Materials provided ▸
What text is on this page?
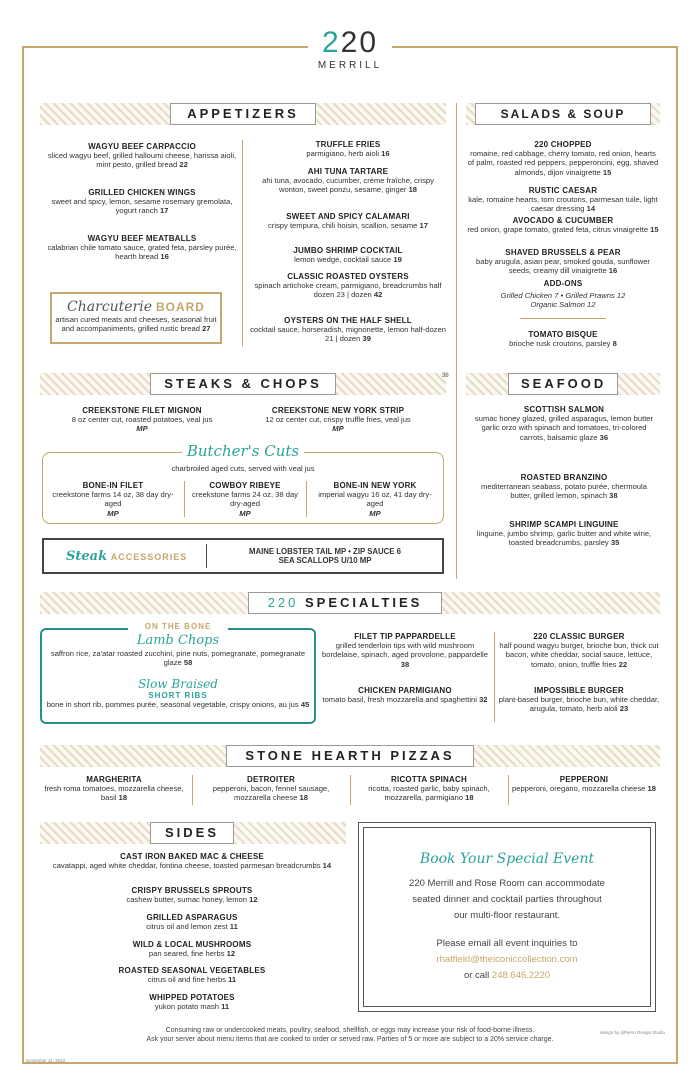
220
MERRILL
APPETIZERS
WAGYU BEEF CARPACCIO
sliced wagyu beef, grilled halloumi cheese, harissa aioli, mint pesto, grilled bread 22
GRILLED CHICKEN WINGS
sweet and spicy, lemon, sesame rosemary gremolata, yogurt ranch 17
WAGYU BEEF MEATBALLS
calabrian chile tomato sauce, grated feta, parsley purée, hearth bread 16
Charcuterie BOARD
artisan cured meats and cheeses, seasonal fruit and accompaniments, grilled rustic bread 27
TRUFFLE FRIES
parmigiano, herb aioli 16
AHI TUNA TARTARE
ahi tuna, avocado, cucumber, crème fraîche, crispy wonton, sweet ponzu, sesame, ginger 18
SWEET AND SPICY CALAMARI
crispy tempura, chili hoisin, scallion, sesame 17
JUMBO SHRIMP COCKTAIL
lemon wedge, cocktail sauce 19
CLASSIC ROASTED OYSTERS
spinach artichoke cream, parmigiano, breadcrumbs half dozen 23 | dozen 42
OYSTERS ON THE HALF SHELL
cocktail sauce, horseradish, mignonette, lemon half-dozen 21 | dozen 39
SALADS & SOUP
220 CHOPPED
romaine, red cabbage, cherry tomato, red onion, hearts of palm, roasted red peppers, pepperoncini, egg, shaved almonds, dijon vinaigrette 15
RUSTIC CAESAR
kale, romaine hearts, torn croutons, parmesan tuile, light caesar dressing 14
AVOCADO & CUCUMBER
red onion, grape tomato, grated feta, citrus vinaigrette 15
SHAVED BRUSSELS & PEAR
baby arugula, asian pear, smoked gouda, sunflower seeds, creamy dill vinaigrette 16
ADD-ONS
Grilled Chicken 7 • Grilled Prawns 12
Organic Salmon 12
TOMATO BISQUE
brioche rusk croutons, parsley 8
STEAKS & CHOPS	38
CREEKSTONE FILET MIGNON
8 oz center cut, roasted potatoes, veal jus
MP
CREEKSTONE NEW YORK STRIP
12 oz center cut, crispy truffle fries, veal jus
MP
Butcher's Cuts
charbroiled aged cuts, served with veal jus
BONE-IN FILET
creekstone farms 14 oz, 38 day dry-aged
MP
COWBOY RIBEYE
creekstone farms 24 oz, 38 day dry-aged
MP
BONE-IN NEW YORK
imperial wagyu 16 oz, 41 day dry-aged
MP
Steak ACCESSORIES
MAINE LOBSTER TAIL MP • ZIP SAUCE 6
SEA SCALLOPS U/10 MP
SEAFOOD
SCOTTISH SALMON
sumac honey glazed, grilled asparagus, lemon butter garlic orzo with spinach and tomatoes, tri-colored carrots, balsamic glaze 36
ROASTED BRANZINO
mediterranean seabass, potato purée, chermoula butter, grilled lemon, spinach 38
SHRIMP SCAMPI LINGUINE
linguine, jumbo shrimp, garlic butter and white wine, toasted breadcrumbs, parsley 35
220 SPECIALTIES
ON THE BONE
Lamb Chops
saffron rice, za'atar roasted zucchini, pine nuts, pomegranate, pomegranate glaze 58
Slow Braised
SHORT RIBS
bone in short rib, pommes purée, seasonal vegetable, crispy onions, au jus 45
FILET TIP PAPPARDELLE
grilled tenderloin tips with wild mushroom bordelaise, spinach, aged provolone, pappardelle 38
CHICKEN PARMIGIANO
tomato basil, fresh mozzarella and spaghettini 32
220 CLASSIC BURGER
half pound wagyu burger, brioche bun, thick cut bacon, white cheddar, social sauce, lettuce, tomato, onion, truffle fries 22
IMPOSSIBLE BURGER
plant-based burger, brioche bun, white cheddar, arugula, tomato, herb aioli 23
STONE HEARTH PIZZAS
MARGHERITA
fresh roma tomatoes, mozzarella cheese, basil 18
DETROITER
pepperoni, bacon, fennel sausage, mozzarella cheese 18
RICOTTA SPINACH
ricotta, roasted garlic, baby spinach, mozzarella, parmigiano 18
PEPPERONI
pepperoni, oregano, mozzarella cheese 18
SIDES
CAST IRON BAKED MAC & CHEESE
cavatappi, aged white cheddar, fontina cheese, toasted parmesan breadcrumbs 14
CRISPY BRUSSELS SPROUTS
cashew butter, sumac honey, lemon 12
GRILLED ASPARAGUS
citrus oil and lemon zest 11
WILD & LOCAL MUSHROOMS
pan seared, fine herbs 12
ROASTED SEASONAL VEGETABLES
citrus oil and fine herbs 11
WHIPPED POTATOES
yukon potato mash 11
Book Your Special Event
220 Merrill and Rose Room can accommodate
seated dinner and cocktail parties throughout
our multi-floor restaurant.
Please email all event inquiries to
rhatfield@theiconiccollection.com
or call 248.646.2220
Consuming raw or undercooked meats, poultry, seafood, shellfish, or eggs may increase your risk of food-borne illness.
Ask your server about menu items that are cooked to order or served raw. Parties of 5 or more are subject to a 20% service charge.
November 11, 2022
design by diPietro Design Studio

Objective ▸ Without the pictures, output the full listing exactly as it stands.

Result of this exercise ▸
What text is on this page?
220
MERRILL
APPETIZERS
WAGYU BEEF CARPACCIO
sliced wagyu beef, grilled halloumi cheese, harissa aioli, mint pesto, grilled bread 22
GRILLED CHICKEN WINGS
sweet and spicy, lemon, sesame rosemary gremolata, yogurt ranch 17
WAGYU BEEF MEATBALLS
calabrian chile tomato sauce, grated feta, parsley purée, hearth bread 16
Charcuterie BOARD
artisan cured meats and cheeses, seasonal fruit and accompaniments, grilled rustic bread 27
TRUFFLE FRIES
parmigiano, herb aioli 16
AHI TUNA TARTARE
ahi tuna, avocado, cucumber, crème fraîche, crispy wonton, sweet ponzu, sesame, ginger 18
SWEET AND SPICY CALAMARI
crispy tempura, chili hoisin, scallion, sesame 17
JUMBO SHRIMP COCKTAIL
lemon wedge, cocktail sauce 19
CLASSIC ROASTED OYSTERS
spinach artichoke cream, parmigiano, breadcrumbs half dozen 23 | dozen 42
OYSTERS ON THE HALF SHELL
cocktail sauce, horseradish, mignonette, lemon half-dozen 21 | dozen 39
SALADS & SOUP
220 CHOPPED
romaine, red cabbage, cherry tomato, red onion, hearts of palm, roasted red peppers, pepperoncini, egg, shaved almonds, dijon vinaigrette 15
RUSTIC CAESAR
kale, romaine hearts, torn croutons, parmesan tuile, light caesar dressing 14
AVOCADO & CUCUMBER
red onion, grape tomato, grated feta, citrus vinaigrette 15
SHAVED BRUSSELS & PEAR
baby arugula, asian pear, smoked gouda, sunflower seeds, creamy dill vinaigrette 16
ADD-ONS
Grilled Chicken 7 • Grilled Prawns 12
Organic Salmon 12
TOMATO BISQUE
brioche rusk croutons, parsley 8
STEAKS & CHOPS	38
CREEKSTONE FILET MIGNON
8 oz center cut, roasted potatoes, veal jus
MP
CREEKSTONE NEW YORK STRIP
12 oz center cut, crispy truffle fries, veal jus
MP
Butcher's Cuts
charbroiled aged cuts, served with veal jus
BONE-IN FILET
creekstone farms 14 oz, 38 day dry-aged
MP
COWBOY RIBEYE
creekstone farms 24 oz, 38 day dry-aged
MP
BONE-IN NEW YORK
imperial wagyu 16 oz, 41 day dry-aged
MP
Steak ACCESSORIES
MAINE LOBSTER TAIL MP • ZIP SAUCE 6
SEA SCALLOPS U/10 MP
SEAFOOD
SCOTTISH SALMON
sumac honey glazed, grilled asparagus, lemon butter garlic orzo with spinach and tomatoes, tri-colored carrots, balsamic glaze 36
ROASTED BRANZINO
mediterranean seabass, potato purée, chermoula butter, grilled lemon, spinach 38
SHRIMP SCAMPI LINGUINE
linguine, jumbo shrimp, garlic butter and white wine, toasted breadcrumbs, parsley 35
220 SPECIALTIES
ON THE BONE
Lamb Chops
saffron rice, za'atar roasted zucchini, pine nuts, pomegranate, pomegranate glaze 58
Slow Braised
SHORT RIBS
bone in short rib, pommes purée, seasonal vegetable, crispy onions, au jus 45
FILET TIP PAPPARDELLE
grilled tenderloin tips with wild mushroom bordelaise, spinach, aged provolone, pappardelle 38
CHICKEN PARMIGIANO
tomato basil, fresh mozzarella and spaghettini 32
220 CLASSIC BURGER
half pound wagyu burger, brioche bun, thick cut bacon, white cheddar, social sauce, lettuce, tomato, onion, truffle fries 22
IMPOSSIBLE BURGER
plant-based burger, brioche bun, white cheddar, arugula, tomato, herb aioli 23
STONE HEARTH PIZZAS
MARGHERITA
fresh roma tomatoes, mozzarella cheese, basil 18
DETROITER
pepperoni, bacon, fennel sausage, mozzarella cheese 18
RICOTTA SPINACH
ricotta, roasted garlic, baby spinach, mozzarella, parmigiano 18
PEPPERONI
pepperoni, oregano, mozzarella cheese 18
SIDES
CAST IRON BAKED MAC & CHEESE
cavatappi, aged white cheddar, fontina cheese, toasted parmesan breadcrumbs 14
CRISPY BRUSSELS SPROUTS
cashew butter, sumac honey, lemon 12
GRILLED ASPARAGUS
citrus oil and lemon zest 11
WILD & LOCAL MUSHROOMS
pan seared, fine herbs 12
ROASTED SEASONAL VEGETABLES
citrus oil and fine herbs 11
WHIPPED POTATOES
yukon potato mash 11
Book Your Special Event
220 Merrill and Rose Room can accommodate
seated dinner and cocktail parties throughout
our multi-floor restaurant.
Please email all event inquiries to
rhatfield@theiconiccollection.com
or call 248.646.2220
Consuming raw or undercooked meats, poultry, seafood, shellfish, or eggs may increase your risk of food-borne illness.
Ask your server about menu items that are cooked to order or served raw. Parties of 5 or more are subject to a 20% service charge.
November 11, 2022
design by diPietro Design Studio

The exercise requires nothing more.